▶ _Task requirements_
Leave out any pictures and transcribe all other data below exactly.

▶ _Provided data_
--*--

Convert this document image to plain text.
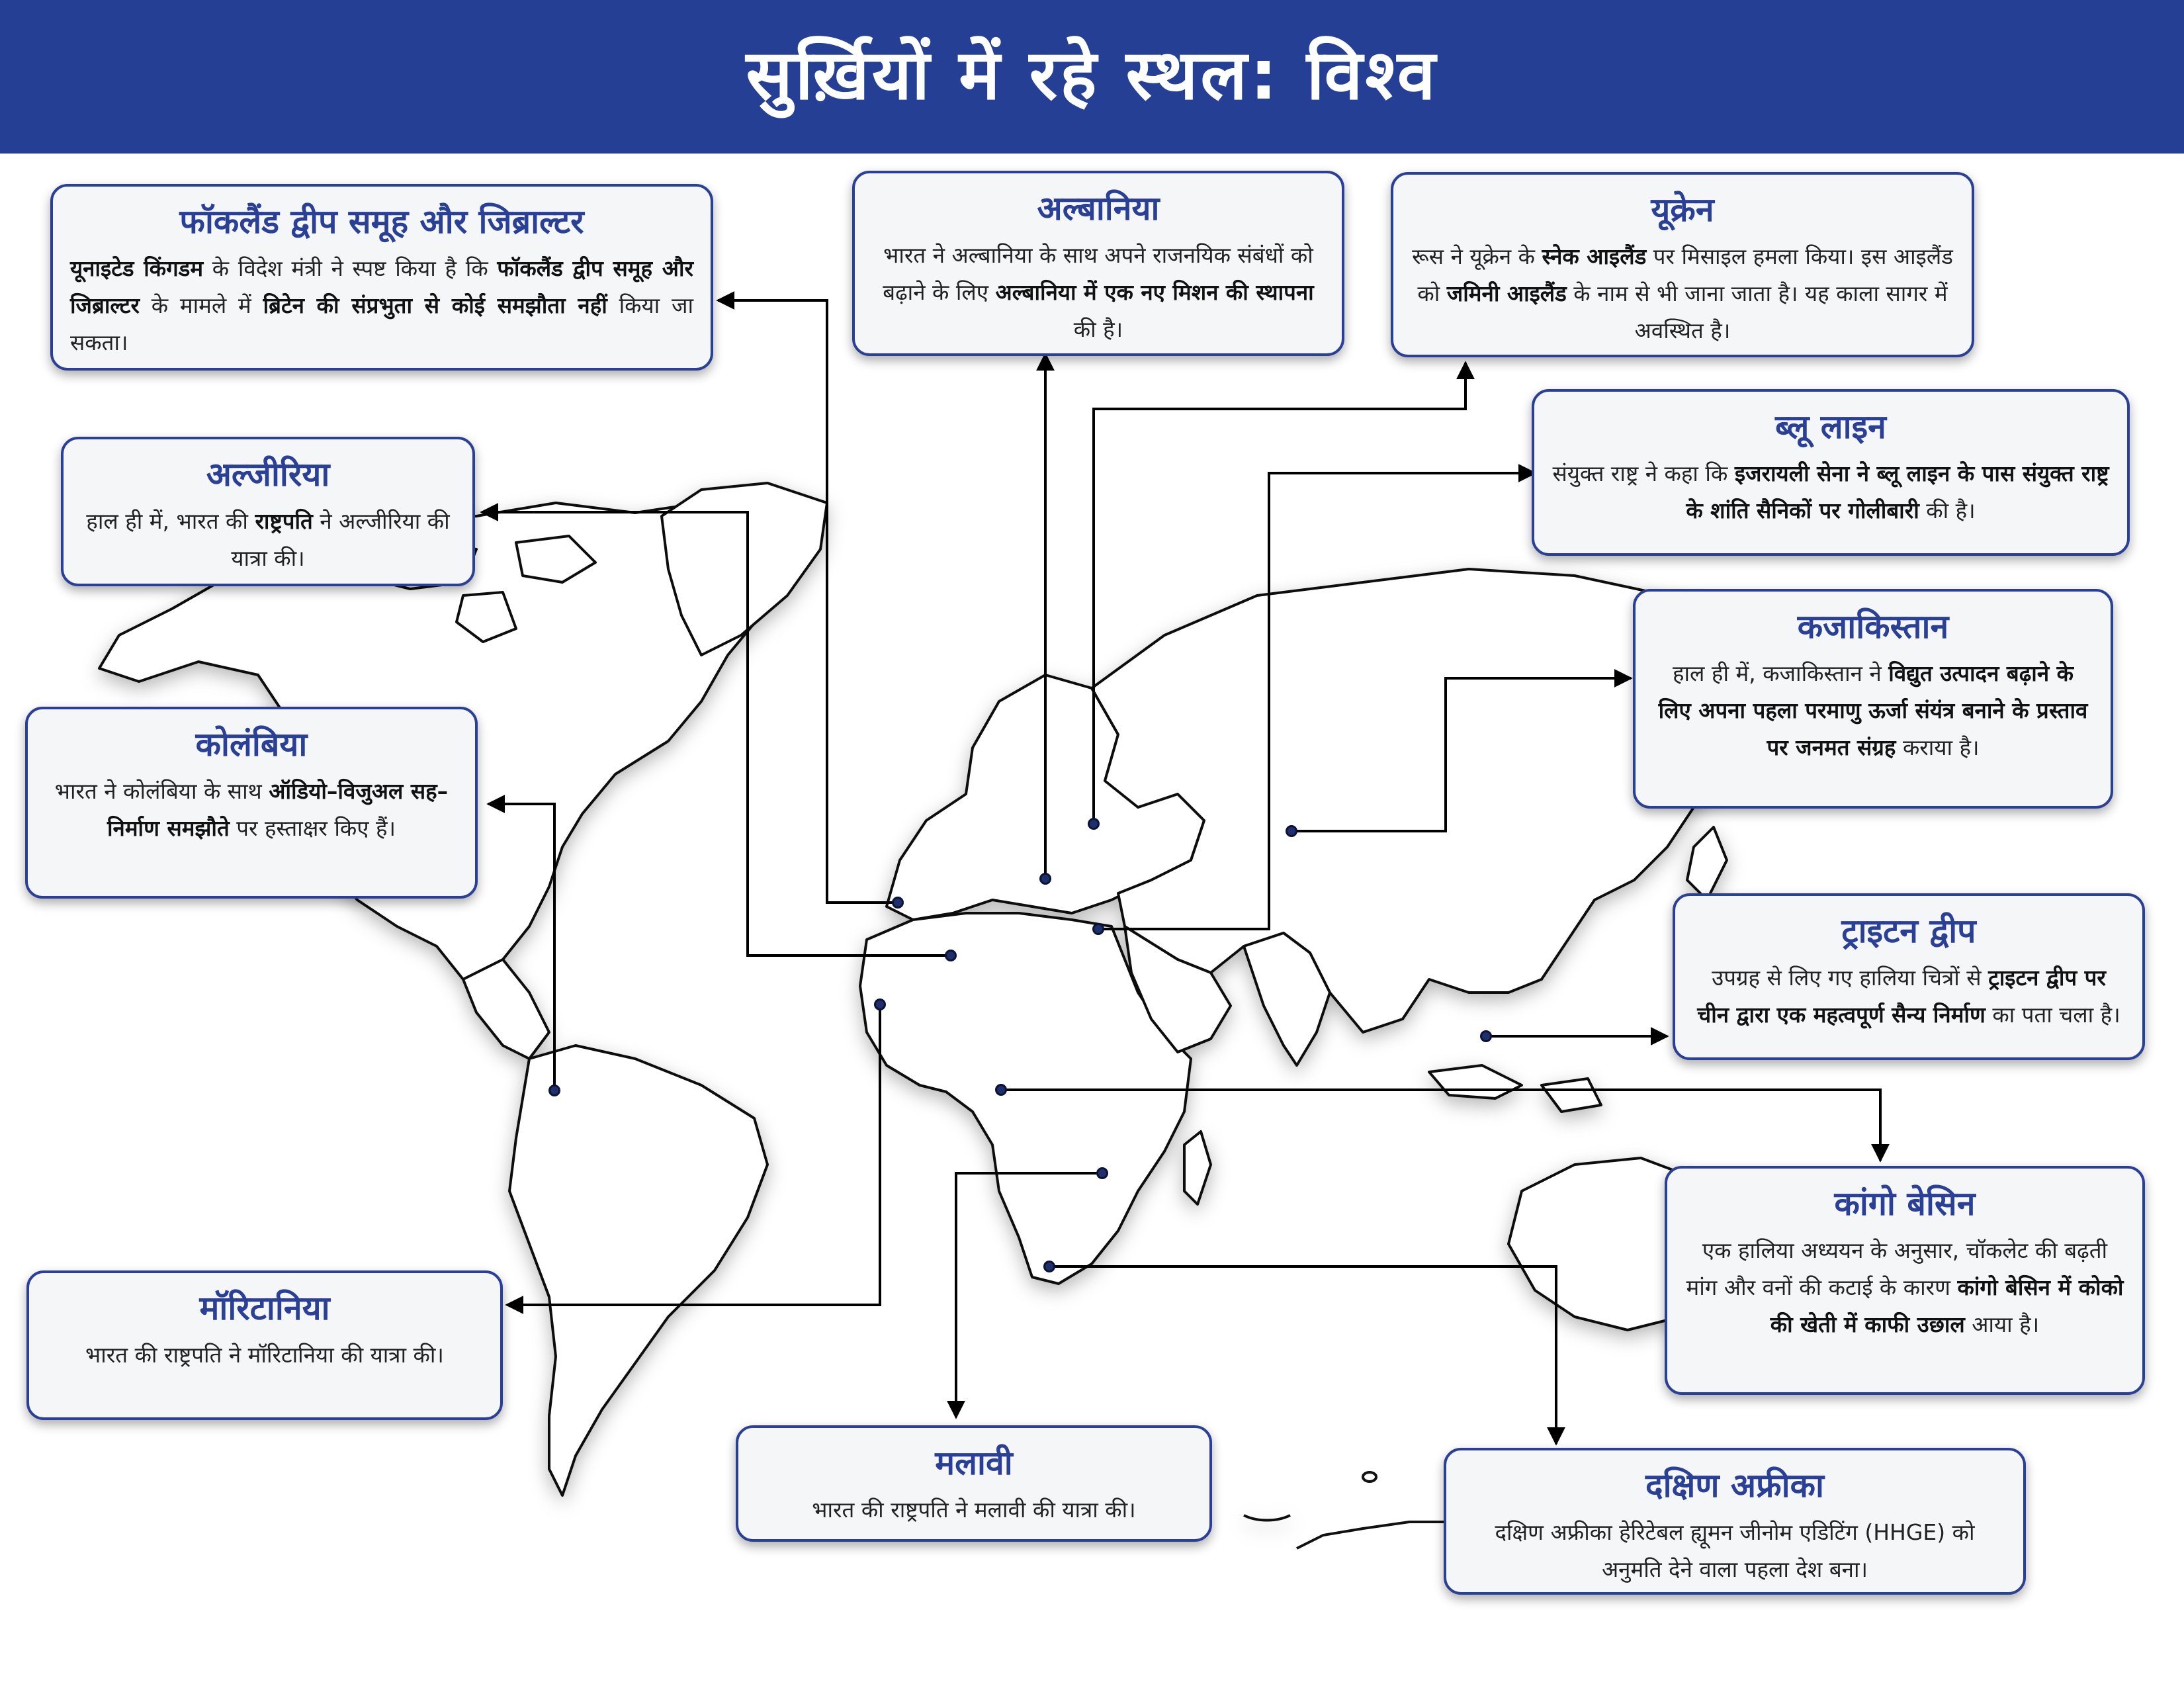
सुर्ख़ियों में रहे स्थल: विश्व
फॉकलैंड द्वीप समूह और जिब्राल्टर

यूनाइटेड किंगडम के विदेश मंत्री ने स्पष्ट किया है कि फॉकलैंड द्वीप समूह और जिब्राल्टर के मामले में ब्रिटेन की संप्रभुता से कोई समझौता नहीं किया जा सकता।

अल्बानिया

भारत ने अल्बानिया के साथ अपने राजनयिक संबंधों को बढ़ाने के लिए अल्बानिया में एक नए मिशन की स्थापना की है।

यूक्रेन

रूस ने यूक्रेन के स्नेक आइलैंड पर मिसाइल हमला किया। इस आइलैंड को जमिनी आइलैंड के नाम से भी जाना जाता है। यह काला सागर में अवस्थित है।

ब्लू लाइन

संयुक्त राष्ट्र ने कहा कि इजरायली सेना ने ब्लू लाइन के पास संयुक्त राष्ट्र के शांति सैनिकों पर गोलीबारी की है।

अल्जीरिया

हाल ही में, भारत की राष्ट्रपति ने अल्जीरिया की यात्रा की।

कजाकिस्तान

हाल ही में, कजाकिस्तान ने विद्युत उत्पादन बढ़ाने के लिए अपना पहला परमाणु ऊर्जा संयंत्र बनाने के प्रस्ताव पर जनमत संग्रह कराया है।

कोलंबिया

भारत ने कोलंबिया के साथ ऑडियो–विजुअल सह–निर्माण समझौते पर हस्ताक्षर किए हैं।

ट्राइटन द्वीप

उपग्रह से लिए गए हालिया चित्रों से ट्राइटन द्वीप पर चीन द्वारा एक महत्वपूर्ण सैन्य निर्माण का पता चला है।

कांगो बेसिन

एक हालिया अध्ययन के अनुसार, चॉकलेट की बढ़ती मांग और वनों की कटाई के कारण कांगो बेसिन में कोको की खेती में काफी उछाल आया है।

मॉरिटानिया

भारत की राष्ट्रपति ने मॉरिटानिया की यात्रा की।

मलावी

भारत की राष्ट्रपति ने मलावी की यात्रा की।

दक्षिण अफ्रीका

दक्षिण अफ्रीका हेरिटेबल ह्यूमन जीनोम एडिटिंग (HHGE) को अनुमति देने वाला पहला देश बना।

--*--

▶ _Complete response_
Convert this document image to plain text.
सुर्ख़ियों में रहे स्थल: विश्व
फॉकलैंड द्वीप समूह और जिब्राल्टर

यूनाइटेड किंगडम के विदेश मंत्री ने स्पष्ट किया है कि फॉकलैंड द्वीप समूह और जिब्राल्टर के मामले में ब्रिटेन की संप्रभुता से कोई समझौता नहीं किया जा सकता।

अल्बानिया

भारत ने अल्बानिया के साथ अपने राजनयिक संबंधों को बढ़ाने के लिए अल्बानिया में एक नए मिशन की स्थापना की है।

यूक्रेन

रूस ने यूक्रेन के स्नेक आइलैंड पर मिसाइल हमला किया। इस आइलैंड को जमिनी आइलैंड के नाम से भी जाना जाता है। यह काला सागर में अवस्थित है।

ब्लू लाइन

संयुक्त राष्ट्र ने कहा कि इजरायली सेना ने ब्लू लाइन के पास संयुक्त राष्ट्र के शांति सैनिकों पर गोलीबारी की है।

अल्जीरिया

हाल ही में, भारत की राष्ट्रपति ने अल्जीरिया की यात्रा की।

कजाकिस्तान

हाल ही में, कजाकिस्तान ने विद्युत उत्पादन बढ़ाने के लिए अपना पहला परमाणु ऊर्जा संयंत्र बनाने के प्रस्ताव पर जनमत संग्रह कराया है।

कोलंबिया

भारत ने कोलंबिया के साथ ऑडियो–विजुअल सह–निर्माण समझौते पर हस्ताक्षर किए हैं।

ट्राइटन द्वीप

उपग्रह से लिए गए हालिया चित्रों से ट्राइटन द्वीप पर चीन द्वारा एक महत्वपूर्ण सैन्य निर्माण का पता चला है।

कांगो बेसिन

एक हालिया अध्ययन के अनुसार, चॉकलेट की बढ़ती मांग और वनों की कटाई के कारण कांगो बेसिन में कोको की खेती में काफी उछाल आया है।

मॉरिटानिया

भारत की राष्ट्रपति ने मॉरिटानिया की यात्रा की।

मलावी

भारत की राष्ट्रपति ने मलावी की यात्रा की।

दक्षिण अफ्रीका

दक्षिण अफ्रीका हेरिटेबल ह्यूमन जीनोम एडिटिंग (HHGE) को अनुमति देने वाला पहला देश बना।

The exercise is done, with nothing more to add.